# Part of a data file

··········

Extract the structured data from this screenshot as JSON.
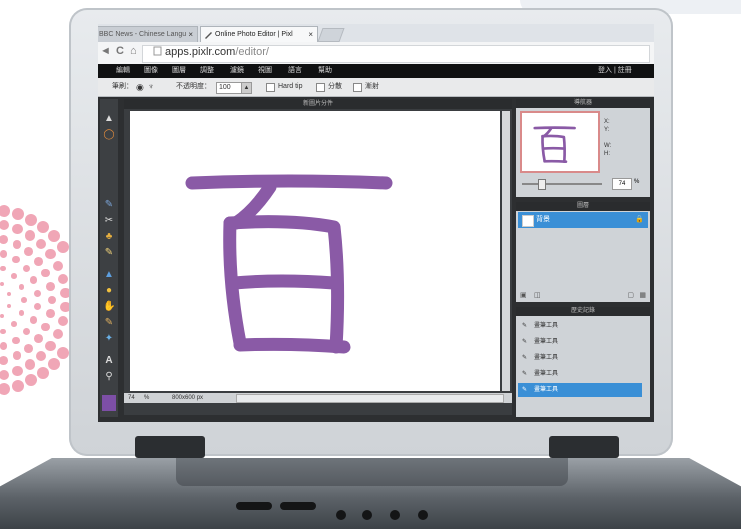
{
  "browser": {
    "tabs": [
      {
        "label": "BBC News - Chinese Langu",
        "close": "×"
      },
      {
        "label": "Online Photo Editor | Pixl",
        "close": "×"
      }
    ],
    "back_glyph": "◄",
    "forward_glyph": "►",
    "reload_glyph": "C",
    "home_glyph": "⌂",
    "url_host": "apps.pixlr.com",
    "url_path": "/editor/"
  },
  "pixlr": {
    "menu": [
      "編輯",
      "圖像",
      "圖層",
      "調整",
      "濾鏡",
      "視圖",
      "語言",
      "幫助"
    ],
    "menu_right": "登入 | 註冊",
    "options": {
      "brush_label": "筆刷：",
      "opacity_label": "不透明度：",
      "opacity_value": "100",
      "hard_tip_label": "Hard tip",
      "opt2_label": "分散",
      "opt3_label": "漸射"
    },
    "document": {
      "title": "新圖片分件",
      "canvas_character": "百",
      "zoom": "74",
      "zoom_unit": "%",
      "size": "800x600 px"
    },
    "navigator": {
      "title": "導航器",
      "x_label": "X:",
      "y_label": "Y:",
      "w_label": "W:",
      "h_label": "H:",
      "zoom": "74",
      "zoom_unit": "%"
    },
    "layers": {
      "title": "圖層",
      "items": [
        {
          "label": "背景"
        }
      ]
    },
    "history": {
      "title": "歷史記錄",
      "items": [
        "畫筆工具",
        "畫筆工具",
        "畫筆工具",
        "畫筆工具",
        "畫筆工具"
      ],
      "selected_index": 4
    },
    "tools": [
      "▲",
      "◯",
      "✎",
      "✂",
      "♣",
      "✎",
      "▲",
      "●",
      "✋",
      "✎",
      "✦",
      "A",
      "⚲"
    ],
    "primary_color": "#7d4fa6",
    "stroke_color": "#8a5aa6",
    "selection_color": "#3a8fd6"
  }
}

··········

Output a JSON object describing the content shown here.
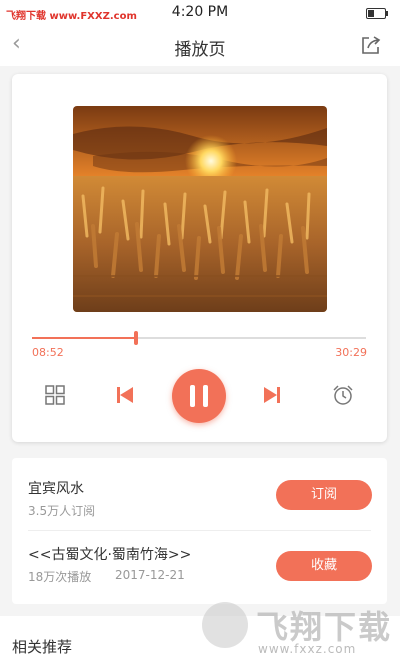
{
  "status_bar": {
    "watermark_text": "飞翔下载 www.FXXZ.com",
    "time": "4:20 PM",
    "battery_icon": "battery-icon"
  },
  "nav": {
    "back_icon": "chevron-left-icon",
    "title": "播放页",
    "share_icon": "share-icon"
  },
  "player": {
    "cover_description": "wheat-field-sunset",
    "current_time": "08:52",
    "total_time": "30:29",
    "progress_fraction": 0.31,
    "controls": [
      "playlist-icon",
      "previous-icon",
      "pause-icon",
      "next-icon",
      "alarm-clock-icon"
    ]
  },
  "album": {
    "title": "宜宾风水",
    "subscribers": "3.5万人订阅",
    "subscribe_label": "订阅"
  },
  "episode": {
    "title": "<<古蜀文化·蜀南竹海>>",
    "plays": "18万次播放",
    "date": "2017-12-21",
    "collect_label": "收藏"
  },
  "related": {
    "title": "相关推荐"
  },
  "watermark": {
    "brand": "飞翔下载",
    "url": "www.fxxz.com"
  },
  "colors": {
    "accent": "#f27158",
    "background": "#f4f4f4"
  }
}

··········

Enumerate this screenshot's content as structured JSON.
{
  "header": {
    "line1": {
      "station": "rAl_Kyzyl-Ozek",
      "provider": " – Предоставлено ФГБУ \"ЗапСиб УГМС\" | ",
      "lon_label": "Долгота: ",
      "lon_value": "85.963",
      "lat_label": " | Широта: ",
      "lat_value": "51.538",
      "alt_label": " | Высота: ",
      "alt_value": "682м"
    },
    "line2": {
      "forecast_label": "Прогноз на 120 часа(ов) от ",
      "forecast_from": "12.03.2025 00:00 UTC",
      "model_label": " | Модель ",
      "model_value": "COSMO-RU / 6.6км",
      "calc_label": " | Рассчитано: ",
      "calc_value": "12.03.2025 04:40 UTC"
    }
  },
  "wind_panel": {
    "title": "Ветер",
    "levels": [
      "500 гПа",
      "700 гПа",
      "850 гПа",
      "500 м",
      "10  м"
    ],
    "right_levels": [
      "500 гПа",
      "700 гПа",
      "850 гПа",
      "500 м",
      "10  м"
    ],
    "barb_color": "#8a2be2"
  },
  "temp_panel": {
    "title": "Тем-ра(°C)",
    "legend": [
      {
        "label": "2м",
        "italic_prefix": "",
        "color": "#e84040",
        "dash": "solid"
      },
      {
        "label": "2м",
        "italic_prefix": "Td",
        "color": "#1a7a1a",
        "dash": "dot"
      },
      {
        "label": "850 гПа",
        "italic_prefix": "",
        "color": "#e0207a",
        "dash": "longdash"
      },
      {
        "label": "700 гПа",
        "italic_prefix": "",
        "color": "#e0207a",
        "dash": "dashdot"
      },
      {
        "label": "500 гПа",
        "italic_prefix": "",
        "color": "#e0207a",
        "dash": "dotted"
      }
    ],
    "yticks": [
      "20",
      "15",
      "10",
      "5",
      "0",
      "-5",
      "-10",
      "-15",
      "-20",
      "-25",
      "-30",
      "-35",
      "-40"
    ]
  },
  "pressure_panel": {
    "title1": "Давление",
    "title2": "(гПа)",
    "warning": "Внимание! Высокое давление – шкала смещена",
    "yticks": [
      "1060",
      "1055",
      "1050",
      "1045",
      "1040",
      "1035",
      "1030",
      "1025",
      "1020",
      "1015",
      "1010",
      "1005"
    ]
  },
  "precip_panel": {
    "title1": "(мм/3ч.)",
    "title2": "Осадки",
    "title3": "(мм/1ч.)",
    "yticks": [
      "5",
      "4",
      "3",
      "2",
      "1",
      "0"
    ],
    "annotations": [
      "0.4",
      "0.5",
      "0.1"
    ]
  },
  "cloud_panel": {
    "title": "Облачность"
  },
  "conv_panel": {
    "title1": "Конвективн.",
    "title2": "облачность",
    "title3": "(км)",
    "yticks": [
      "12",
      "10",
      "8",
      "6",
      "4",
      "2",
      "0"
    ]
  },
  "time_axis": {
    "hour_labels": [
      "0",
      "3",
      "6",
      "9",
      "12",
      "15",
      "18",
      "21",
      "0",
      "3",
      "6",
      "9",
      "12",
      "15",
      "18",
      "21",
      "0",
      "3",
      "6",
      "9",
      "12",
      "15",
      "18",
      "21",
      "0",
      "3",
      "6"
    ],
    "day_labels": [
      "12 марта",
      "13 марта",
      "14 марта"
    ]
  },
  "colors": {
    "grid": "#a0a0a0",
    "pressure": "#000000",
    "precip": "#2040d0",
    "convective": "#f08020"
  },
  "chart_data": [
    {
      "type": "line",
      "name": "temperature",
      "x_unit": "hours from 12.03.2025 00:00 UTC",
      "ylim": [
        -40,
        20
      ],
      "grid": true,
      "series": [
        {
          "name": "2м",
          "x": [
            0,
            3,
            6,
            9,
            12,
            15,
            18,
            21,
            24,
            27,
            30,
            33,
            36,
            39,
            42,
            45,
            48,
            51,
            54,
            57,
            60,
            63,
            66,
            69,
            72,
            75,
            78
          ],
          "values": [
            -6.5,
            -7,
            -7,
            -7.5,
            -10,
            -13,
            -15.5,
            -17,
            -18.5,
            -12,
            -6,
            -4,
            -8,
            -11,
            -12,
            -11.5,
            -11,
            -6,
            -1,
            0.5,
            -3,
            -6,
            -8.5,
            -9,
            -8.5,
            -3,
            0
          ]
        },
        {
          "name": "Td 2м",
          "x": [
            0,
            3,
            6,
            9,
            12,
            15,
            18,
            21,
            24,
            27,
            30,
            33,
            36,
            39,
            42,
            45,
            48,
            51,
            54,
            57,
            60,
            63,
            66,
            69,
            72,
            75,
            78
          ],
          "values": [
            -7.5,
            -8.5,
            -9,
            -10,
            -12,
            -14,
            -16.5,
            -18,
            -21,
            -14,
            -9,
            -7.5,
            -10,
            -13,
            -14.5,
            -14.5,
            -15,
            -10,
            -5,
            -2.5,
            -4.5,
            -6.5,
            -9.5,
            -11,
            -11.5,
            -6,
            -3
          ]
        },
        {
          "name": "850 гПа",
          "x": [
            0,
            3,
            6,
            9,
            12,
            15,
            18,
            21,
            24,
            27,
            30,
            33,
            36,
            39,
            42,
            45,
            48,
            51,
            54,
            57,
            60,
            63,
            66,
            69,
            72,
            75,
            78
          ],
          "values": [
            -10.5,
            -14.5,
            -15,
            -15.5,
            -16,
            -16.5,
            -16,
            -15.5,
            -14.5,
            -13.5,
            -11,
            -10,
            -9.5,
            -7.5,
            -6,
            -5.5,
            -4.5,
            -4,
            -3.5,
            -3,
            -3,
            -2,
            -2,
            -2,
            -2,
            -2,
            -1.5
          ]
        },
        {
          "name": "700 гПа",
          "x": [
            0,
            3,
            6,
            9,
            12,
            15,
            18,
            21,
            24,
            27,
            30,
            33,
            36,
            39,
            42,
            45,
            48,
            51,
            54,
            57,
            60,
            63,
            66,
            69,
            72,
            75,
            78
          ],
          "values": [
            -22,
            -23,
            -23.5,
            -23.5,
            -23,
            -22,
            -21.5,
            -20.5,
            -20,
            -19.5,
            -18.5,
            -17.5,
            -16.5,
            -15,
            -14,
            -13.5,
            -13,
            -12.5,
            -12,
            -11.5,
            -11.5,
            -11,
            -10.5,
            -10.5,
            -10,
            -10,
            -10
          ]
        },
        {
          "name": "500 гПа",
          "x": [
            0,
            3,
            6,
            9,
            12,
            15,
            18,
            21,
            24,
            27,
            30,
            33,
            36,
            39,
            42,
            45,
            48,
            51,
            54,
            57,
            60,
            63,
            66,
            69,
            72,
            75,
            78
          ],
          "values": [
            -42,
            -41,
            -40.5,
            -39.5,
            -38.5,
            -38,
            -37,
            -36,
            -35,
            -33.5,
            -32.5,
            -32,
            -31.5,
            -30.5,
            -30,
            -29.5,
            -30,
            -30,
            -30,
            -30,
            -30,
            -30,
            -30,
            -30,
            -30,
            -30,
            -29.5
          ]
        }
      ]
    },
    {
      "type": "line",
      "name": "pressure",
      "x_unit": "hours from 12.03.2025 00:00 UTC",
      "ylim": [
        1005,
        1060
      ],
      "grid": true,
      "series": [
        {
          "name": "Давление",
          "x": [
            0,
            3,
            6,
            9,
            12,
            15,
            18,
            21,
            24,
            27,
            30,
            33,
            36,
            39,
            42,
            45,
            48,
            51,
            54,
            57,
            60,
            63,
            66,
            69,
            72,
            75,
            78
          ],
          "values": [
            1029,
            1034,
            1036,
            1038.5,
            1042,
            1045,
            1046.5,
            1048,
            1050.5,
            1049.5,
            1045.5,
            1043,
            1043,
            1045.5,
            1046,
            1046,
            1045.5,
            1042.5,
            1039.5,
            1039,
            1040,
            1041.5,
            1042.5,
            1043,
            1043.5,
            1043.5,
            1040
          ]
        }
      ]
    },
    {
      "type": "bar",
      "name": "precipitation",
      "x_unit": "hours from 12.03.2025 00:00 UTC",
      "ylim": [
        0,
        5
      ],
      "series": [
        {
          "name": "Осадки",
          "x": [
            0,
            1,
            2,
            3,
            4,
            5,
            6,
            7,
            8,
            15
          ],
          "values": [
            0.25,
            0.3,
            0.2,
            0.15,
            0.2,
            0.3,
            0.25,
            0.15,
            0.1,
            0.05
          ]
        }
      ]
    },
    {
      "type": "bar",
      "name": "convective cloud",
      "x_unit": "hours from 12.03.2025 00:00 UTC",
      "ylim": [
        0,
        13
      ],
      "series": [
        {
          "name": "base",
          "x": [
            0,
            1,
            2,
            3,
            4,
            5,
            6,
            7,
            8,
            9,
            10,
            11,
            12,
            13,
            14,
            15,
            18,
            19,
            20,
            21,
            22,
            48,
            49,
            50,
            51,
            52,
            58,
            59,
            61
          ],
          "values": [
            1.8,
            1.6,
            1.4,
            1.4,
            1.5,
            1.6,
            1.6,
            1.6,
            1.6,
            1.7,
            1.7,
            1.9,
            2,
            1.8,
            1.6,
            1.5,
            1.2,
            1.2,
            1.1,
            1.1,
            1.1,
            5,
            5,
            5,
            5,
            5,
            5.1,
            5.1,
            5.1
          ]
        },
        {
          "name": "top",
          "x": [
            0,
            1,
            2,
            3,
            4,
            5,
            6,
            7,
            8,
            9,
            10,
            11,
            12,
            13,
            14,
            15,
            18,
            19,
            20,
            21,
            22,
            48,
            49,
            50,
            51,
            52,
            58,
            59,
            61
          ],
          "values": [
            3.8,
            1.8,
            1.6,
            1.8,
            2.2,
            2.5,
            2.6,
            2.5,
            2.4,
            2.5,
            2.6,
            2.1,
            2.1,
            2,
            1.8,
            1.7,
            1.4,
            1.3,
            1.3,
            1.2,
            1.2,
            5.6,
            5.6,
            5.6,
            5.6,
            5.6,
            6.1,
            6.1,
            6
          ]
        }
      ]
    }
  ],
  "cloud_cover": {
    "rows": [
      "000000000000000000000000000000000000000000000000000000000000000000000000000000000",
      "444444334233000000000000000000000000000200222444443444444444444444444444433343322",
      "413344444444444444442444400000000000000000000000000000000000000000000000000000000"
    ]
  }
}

··········

# Exercise details
The lines above form a set of records; determine how many of them contain the string "screenshot" and give that number alone.

# Completed exercise
2